*SUPPLIED DATA*.
START

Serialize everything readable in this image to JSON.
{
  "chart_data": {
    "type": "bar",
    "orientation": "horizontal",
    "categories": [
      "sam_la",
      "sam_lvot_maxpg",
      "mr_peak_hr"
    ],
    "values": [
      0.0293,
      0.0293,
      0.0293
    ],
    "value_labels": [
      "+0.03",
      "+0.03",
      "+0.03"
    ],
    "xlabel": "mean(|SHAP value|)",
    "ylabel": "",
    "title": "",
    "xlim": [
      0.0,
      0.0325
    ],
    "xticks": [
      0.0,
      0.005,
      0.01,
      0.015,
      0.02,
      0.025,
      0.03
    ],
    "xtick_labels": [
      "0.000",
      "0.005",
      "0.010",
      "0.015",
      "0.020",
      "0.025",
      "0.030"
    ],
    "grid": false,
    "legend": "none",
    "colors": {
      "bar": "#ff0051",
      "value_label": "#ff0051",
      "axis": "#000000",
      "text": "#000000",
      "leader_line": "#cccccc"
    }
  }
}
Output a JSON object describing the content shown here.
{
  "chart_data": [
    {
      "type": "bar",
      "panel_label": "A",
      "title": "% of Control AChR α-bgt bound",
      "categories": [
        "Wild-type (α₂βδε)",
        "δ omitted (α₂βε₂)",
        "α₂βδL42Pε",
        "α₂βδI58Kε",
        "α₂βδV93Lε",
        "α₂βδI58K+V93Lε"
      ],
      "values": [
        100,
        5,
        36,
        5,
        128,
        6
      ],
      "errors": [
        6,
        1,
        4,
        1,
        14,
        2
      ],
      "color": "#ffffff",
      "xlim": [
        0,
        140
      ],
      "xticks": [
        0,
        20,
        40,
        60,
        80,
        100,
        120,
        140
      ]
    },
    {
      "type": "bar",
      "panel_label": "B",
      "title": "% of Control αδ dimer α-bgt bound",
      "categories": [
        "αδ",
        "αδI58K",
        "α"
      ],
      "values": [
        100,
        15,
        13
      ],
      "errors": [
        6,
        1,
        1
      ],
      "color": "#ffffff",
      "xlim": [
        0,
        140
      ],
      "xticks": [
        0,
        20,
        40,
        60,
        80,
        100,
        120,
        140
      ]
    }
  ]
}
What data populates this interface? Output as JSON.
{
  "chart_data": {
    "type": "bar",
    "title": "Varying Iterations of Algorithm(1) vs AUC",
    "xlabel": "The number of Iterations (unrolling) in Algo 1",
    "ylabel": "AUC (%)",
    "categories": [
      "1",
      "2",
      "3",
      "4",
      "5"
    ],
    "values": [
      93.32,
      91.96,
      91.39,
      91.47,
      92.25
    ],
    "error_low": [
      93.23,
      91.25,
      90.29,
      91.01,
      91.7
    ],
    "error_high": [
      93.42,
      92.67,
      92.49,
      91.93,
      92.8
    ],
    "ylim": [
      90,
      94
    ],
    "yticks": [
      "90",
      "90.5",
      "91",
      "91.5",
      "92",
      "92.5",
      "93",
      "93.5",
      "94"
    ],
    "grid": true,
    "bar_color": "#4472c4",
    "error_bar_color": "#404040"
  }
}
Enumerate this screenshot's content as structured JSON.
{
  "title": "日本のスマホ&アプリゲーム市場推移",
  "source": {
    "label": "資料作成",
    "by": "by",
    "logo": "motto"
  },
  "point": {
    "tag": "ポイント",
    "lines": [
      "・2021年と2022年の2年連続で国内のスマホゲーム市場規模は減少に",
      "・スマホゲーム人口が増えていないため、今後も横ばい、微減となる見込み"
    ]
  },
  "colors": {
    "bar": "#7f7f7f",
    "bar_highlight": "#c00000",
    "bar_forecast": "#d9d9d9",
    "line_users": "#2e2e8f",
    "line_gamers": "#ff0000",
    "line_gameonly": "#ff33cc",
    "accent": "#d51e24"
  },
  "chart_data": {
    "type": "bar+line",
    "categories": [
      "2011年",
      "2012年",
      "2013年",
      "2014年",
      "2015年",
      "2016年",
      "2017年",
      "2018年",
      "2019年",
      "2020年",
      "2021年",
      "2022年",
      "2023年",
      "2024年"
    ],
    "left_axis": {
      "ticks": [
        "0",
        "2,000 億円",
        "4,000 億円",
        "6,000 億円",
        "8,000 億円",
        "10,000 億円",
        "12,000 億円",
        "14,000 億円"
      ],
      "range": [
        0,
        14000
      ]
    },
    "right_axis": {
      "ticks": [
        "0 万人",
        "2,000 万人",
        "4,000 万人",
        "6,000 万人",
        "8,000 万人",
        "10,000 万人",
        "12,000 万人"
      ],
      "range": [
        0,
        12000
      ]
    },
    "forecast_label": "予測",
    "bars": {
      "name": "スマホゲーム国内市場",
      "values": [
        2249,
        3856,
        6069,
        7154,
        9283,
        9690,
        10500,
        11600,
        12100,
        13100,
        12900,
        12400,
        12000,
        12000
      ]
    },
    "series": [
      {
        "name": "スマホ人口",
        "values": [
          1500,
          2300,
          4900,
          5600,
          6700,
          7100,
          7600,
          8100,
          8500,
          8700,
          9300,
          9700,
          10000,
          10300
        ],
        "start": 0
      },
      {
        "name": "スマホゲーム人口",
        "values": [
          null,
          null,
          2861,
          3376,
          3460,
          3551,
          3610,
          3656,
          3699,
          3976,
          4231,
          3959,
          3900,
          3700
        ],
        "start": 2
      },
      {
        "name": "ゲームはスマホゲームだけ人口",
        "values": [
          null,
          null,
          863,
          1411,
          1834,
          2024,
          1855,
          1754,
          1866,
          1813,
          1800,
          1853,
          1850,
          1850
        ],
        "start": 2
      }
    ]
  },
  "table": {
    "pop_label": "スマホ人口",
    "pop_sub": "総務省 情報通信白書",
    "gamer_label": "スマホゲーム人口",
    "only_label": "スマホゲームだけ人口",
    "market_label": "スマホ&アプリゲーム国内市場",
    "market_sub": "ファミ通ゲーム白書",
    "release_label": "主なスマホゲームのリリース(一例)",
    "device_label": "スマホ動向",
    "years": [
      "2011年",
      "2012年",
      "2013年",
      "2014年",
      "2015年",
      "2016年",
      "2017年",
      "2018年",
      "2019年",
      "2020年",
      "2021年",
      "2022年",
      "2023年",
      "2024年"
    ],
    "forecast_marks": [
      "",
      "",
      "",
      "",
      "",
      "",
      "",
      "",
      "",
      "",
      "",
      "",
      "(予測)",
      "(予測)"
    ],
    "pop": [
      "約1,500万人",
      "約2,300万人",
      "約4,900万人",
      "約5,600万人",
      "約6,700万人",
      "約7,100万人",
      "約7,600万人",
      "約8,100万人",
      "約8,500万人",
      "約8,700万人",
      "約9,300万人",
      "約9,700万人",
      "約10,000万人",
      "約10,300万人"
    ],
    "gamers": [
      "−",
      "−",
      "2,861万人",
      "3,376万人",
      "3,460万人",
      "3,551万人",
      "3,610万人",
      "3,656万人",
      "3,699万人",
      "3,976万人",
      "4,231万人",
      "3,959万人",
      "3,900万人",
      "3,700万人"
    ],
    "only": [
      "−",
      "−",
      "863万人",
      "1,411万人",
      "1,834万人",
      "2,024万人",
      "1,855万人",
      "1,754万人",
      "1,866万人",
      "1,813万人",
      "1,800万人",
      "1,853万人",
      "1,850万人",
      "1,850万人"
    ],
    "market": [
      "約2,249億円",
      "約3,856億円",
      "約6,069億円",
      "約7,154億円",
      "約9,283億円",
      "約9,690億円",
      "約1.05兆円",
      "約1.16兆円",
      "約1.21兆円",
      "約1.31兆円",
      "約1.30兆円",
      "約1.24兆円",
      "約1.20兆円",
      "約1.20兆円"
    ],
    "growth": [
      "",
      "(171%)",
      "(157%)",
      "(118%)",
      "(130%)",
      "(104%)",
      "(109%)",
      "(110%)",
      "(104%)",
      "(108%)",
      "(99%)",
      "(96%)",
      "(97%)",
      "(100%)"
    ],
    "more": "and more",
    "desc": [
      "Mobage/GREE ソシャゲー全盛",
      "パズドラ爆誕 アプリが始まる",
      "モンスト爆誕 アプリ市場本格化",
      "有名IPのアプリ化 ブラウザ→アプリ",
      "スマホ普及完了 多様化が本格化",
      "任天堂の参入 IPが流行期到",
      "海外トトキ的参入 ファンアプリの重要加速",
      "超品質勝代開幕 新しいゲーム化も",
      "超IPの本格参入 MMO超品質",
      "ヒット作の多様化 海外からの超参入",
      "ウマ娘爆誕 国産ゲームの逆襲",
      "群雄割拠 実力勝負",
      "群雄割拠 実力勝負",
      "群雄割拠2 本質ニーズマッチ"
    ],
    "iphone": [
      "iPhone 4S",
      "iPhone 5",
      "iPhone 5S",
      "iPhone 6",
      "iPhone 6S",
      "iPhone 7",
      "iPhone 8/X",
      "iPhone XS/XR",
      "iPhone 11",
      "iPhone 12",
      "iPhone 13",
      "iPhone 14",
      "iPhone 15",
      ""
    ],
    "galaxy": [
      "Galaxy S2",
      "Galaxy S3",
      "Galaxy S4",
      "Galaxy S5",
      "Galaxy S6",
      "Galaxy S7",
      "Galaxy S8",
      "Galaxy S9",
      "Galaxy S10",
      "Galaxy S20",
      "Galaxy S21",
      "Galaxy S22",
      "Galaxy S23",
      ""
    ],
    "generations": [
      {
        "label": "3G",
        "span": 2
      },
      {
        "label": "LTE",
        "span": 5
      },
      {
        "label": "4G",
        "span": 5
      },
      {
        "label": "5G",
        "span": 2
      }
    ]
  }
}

END

*REQUIRED WORK*.
Across the entries above, how many lines contain "this"? Provide only the count.

*COMPLETED EXERCISE*.
3